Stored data
** Start **

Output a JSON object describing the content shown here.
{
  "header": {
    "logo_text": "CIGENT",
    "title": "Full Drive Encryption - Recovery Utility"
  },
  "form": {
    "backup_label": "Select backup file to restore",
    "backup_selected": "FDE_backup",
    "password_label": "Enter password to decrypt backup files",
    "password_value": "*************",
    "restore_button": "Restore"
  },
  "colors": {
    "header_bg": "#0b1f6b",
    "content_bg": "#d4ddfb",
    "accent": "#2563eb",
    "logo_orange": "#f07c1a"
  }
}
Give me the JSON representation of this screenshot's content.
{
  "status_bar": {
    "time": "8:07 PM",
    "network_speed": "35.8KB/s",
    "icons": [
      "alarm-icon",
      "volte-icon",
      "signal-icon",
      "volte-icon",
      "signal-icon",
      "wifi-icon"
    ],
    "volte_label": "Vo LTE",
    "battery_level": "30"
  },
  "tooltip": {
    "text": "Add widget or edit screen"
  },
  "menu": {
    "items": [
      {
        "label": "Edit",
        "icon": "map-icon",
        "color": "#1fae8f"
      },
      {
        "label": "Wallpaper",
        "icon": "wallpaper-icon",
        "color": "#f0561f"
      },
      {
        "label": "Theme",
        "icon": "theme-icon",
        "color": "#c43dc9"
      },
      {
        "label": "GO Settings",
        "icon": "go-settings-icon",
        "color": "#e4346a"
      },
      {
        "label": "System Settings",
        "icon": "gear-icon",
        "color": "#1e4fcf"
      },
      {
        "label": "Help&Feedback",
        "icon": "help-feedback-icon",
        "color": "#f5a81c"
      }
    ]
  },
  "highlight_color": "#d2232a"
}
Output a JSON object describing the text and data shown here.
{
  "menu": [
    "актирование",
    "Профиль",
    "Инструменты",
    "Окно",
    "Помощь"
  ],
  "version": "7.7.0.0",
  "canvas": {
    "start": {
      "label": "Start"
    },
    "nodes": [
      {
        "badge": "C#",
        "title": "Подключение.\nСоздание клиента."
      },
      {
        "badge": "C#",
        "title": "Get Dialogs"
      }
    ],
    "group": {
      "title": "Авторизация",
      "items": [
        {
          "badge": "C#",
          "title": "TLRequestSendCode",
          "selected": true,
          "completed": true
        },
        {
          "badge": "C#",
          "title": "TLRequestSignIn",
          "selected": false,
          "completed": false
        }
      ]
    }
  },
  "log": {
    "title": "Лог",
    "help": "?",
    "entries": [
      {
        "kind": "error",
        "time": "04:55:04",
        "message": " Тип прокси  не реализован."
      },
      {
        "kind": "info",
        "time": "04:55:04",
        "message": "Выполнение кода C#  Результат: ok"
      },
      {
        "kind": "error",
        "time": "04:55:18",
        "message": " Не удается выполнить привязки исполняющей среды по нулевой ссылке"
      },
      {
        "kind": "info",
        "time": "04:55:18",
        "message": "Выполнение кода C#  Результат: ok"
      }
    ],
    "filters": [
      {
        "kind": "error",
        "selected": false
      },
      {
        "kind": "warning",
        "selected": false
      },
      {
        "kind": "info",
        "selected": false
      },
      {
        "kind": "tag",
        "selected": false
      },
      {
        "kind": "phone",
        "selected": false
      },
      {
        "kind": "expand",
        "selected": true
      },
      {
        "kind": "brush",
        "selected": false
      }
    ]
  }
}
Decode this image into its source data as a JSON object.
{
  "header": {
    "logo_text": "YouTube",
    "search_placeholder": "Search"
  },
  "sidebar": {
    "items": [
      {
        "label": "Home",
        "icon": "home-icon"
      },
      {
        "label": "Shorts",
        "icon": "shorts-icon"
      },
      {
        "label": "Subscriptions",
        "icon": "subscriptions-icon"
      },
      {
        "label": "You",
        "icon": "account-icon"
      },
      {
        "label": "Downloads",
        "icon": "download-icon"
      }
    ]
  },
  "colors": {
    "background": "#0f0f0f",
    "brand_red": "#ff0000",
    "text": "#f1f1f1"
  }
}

** End **

STATED PROBLEM: Repeat the material above in full, exactly as it stands.

RESULT BELOW:
Output a JSON object describing the content shown here.
{
  "header": {
    "logo_text": "CIGENT",
    "title": "Full Drive Encryption - Recovery Utility"
  },
  "form": {
    "backup_label": "Select backup file to restore",
    "backup_selected": "FDE_backup",
    "password_label": "Enter password to decrypt backup files",
    "password_value": "*************",
    "restore_button": "Restore"
  },
  "colors": {
    "header_bg": "#0b1f6b",
    "content_bg": "#d4ddfb",
    "accent": "#2563eb",
    "logo_orange": "#f07c1a"
  }
}
Give me the JSON representation of this screenshot's content.
{
  "status_bar": {
    "time": "8:07 PM",
    "network_speed": "35.8KB/s",
    "icons": [
      "alarm-icon",
      "volte-icon",
      "signal-icon",
      "volte-icon",
      "signal-icon",
      "wifi-icon"
    ],
    "volte_label": "Vo LTE",
    "battery_level": "30"
  },
  "tooltip": {
    "text": "Add widget or edit screen"
  },
  "menu": {
    "items": [
      {
        "label": "Edit",
        "icon": "map-icon",
        "color": "#1fae8f"
      },
      {
        "label": "Wallpaper",
        "icon": "wallpaper-icon",
        "color": "#f0561f"
      },
      {
        "label": "Theme",
        "icon": "theme-icon",
        "color": "#c43dc9"
      },
      {
        "label": "GO Settings",
        "icon": "go-settings-icon",
        "color": "#e4346a"
      },
      {
        "label": "System Settings",
        "icon": "gear-icon",
        "color": "#1e4fcf"
      },
      {
        "label": "Help&Feedback",
        "icon": "help-feedback-icon",
        "color": "#f5a81c"
      }
    ]
  },
  "highlight_color": "#d2232a"
}
Output a JSON object describing the text and data shown here.
{
  "menu": [
    "актирование",
    "Профиль",
    "Инструменты",
    "Окно",
    "Помощь"
  ],
  "version": "7.7.0.0",
  "canvas": {
    "start": {
      "label": "Start"
    },
    "nodes": [
      {
        "badge": "C#",
        "title": "Подключение.\nСоздание клиента."
      },
      {
        "badge": "C#",
        "title": "Get Dialogs"
      }
    ],
    "group": {
      "title": "Авторизация",
      "items": [
        {
          "badge": "C#",
          "title": "TLRequestSendCode",
          "selected": true,
          "completed": true
        },
        {
          "badge": "C#",
          "title": "TLRequestSignIn",
          "selected": false,
          "completed": false
        }
      ]
    }
  },
  "log": {
    "title": "Лог",
    "help": "?",
    "entries": [
      {
        "kind": "error",
        "time": "04:55:04",
        "message": " Тип прокси  не реализован."
      },
      {
        "kind": "info",
        "time": "04:55:04",
        "message": "Выполнение кода C#  Результат: ok"
      },
      {
        "kind": "error",
        "time": "04:55:18",
        "message": " Не удается выполнить привязки исполняющей среды по нулевой ссылке"
      },
      {
        "kind": "info",
        "time": "04:55:18",
        "message": "Выполнение кода C#  Результат: ok"
      }
    ],
    "filters": [
      {
        "kind": "error",
        "selected": false
      },
      {
        "kind": "warning",
        "selected": false
      },
      {
        "kind": "info",
        "selected": false
      },
      {
        "kind": "tag",
        "selected": false
      },
      {
        "kind": "phone",
        "selected": false
      },
      {
        "kind": "expand",
        "selected": true
      },
      {
        "kind": "brush",
        "selected": false
      }
    ]
  }
}
Decode this image into its source data as a JSON object.
{
  "header": {
    "logo_text": "YouTube",
    "search_placeholder": "Search"
  },
  "sidebar": {
    "items": [
      {
        "label": "Home",
        "icon": "home-icon"
      },
      {
        "label": "Shorts",
        "icon": "shorts-icon"
      },
      {
        "label": "Subscriptions",
        "icon": "subscriptions-icon"
      },
      {
        "label": "You",
        "icon": "account-icon"
      },
      {
        "label": "Downloads",
        "icon": "download-icon"
      }
    ]
  },
  "colors": {
    "background": "#0f0f0f",
    "brand_red": "#ff0000",
    "text": "#f1f1f1"
  }
}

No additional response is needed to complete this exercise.